### Task requirements
Write every record out again exactly as given.

### Figure dataset records
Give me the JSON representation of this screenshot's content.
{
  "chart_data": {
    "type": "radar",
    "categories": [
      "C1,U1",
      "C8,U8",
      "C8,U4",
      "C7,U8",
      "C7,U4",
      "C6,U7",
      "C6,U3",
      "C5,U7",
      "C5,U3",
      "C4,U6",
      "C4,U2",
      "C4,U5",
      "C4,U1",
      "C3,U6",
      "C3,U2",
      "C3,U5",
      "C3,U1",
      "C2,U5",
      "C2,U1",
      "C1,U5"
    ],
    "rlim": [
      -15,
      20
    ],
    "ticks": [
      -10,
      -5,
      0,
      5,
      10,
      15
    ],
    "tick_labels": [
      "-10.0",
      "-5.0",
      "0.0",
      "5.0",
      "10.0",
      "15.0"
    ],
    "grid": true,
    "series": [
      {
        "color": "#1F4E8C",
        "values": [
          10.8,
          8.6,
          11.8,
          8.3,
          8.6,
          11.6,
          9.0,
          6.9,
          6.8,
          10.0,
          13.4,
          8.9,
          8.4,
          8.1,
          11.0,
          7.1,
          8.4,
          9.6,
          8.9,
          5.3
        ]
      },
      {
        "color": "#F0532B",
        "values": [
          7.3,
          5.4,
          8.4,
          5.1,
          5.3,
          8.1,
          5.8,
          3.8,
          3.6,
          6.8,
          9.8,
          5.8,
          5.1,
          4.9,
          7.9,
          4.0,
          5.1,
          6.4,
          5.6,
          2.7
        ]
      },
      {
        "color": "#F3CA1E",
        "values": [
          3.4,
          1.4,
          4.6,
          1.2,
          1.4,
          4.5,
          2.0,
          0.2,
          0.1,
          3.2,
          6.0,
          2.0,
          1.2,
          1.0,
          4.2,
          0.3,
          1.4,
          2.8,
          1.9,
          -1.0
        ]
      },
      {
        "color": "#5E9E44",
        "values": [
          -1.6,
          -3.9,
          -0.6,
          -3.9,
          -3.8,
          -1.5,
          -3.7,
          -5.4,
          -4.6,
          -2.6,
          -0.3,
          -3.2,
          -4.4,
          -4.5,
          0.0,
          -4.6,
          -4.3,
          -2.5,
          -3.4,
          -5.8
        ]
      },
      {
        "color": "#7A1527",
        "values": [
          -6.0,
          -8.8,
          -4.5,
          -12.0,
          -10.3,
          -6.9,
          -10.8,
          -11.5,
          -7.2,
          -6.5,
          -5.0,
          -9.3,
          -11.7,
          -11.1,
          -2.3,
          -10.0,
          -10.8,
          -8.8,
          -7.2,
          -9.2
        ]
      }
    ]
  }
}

### Solution to this task
Give me the JSON representation of this screenshot's content.
{
  "chart_data": {
    "type": "radar",
    "categories": [
      "C1,U1",
      "C8,U8",
      "C8,U4",
      "C7,U8",
      "C7,U4",
      "C6,U7",
      "C6,U3",
      "C5,U7",
      "C5,U3",
      "C4,U6",
      "C4,U2",
      "C4,U5",
      "C4,U1",
      "C3,U6",
      "C3,U2",
      "C3,U5",
      "C3,U1",
      "C2,U5",
      "C2,U1",
      "C1,U5"
    ],
    "rlim": [
      -15,
      20
    ],
    "ticks": [
      -10,
      -5,
      0,
      5,
      10,
      15
    ],
    "tick_labels": [
      "-10.0",
      "-5.0",
      "0.0",
      "5.0",
      "10.0",
      "15.0"
    ],
    "grid": true,
    "series": [
      {
        "color": "#1F4E8C",
        "values": [
          10.8,
          8.6,
          11.8,
          8.3,
          8.6,
          11.6,
          9.0,
          6.9,
          6.8,
          10.0,
          13.4,
          8.9,
          8.4,
          8.1,
          11.0,
          7.1,
          8.4,
          9.6,
          8.9,
          5.3
        ]
      },
      {
        "color": "#F0532B",
        "values": [
          7.3,
          5.4,
          8.4,
          5.1,
          5.3,
          8.1,
          5.8,
          3.8,
          3.6,
          6.8,
          9.8,
          5.8,
          5.1,
          4.9,
          7.9,
          4.0,
          5.1,
          6.4,
          5.6,
          2.7
        ]
      },
      {
        "color": "#F3CA1E",
        "values": [
          3.4,
          1.4,
          4.6,
          1.2,
          1.4,
          4.5,
          2.0,
          0.2,
          0.1,
          3.2,
          6.0,
          2.0,
          1.2,
          1.0,
          4.2,
          0.3,
          1.4,
          2.8,
          1.9,
          -1.0
        ]
      },
      {
        "color": "#5E9E44",
        "values": [
          -1.6,
          -3.9,
          -0.6,
          -3.9,
          -3.8,
          -1.5,
          -3.7,
          -5.4,
          -4.6,
          -2.6,
          -0.3,
          -3.2,
          -4.4,
          -4.5,
          0.0,
          -4.6,
          -4.3,
          -2.5,
          -3.4,
          -5.8
        ]
      },
      {
        "color": "#7A1527",
        "values": [
          -6.0,
          -8.8,
          -4.5,
          -12.0,
          -10.3,
          -6.9,
          -10.8,
          -11.5,
          -7.2,
          -6.5,
          -5.0,
          -9.3,
          -11.7,
          -11.1,
          -2.3,
          -10.0,
          -10.8,
          -8.8,
          -7.2,
          -9.2
        ]
      }
    ]
  }
}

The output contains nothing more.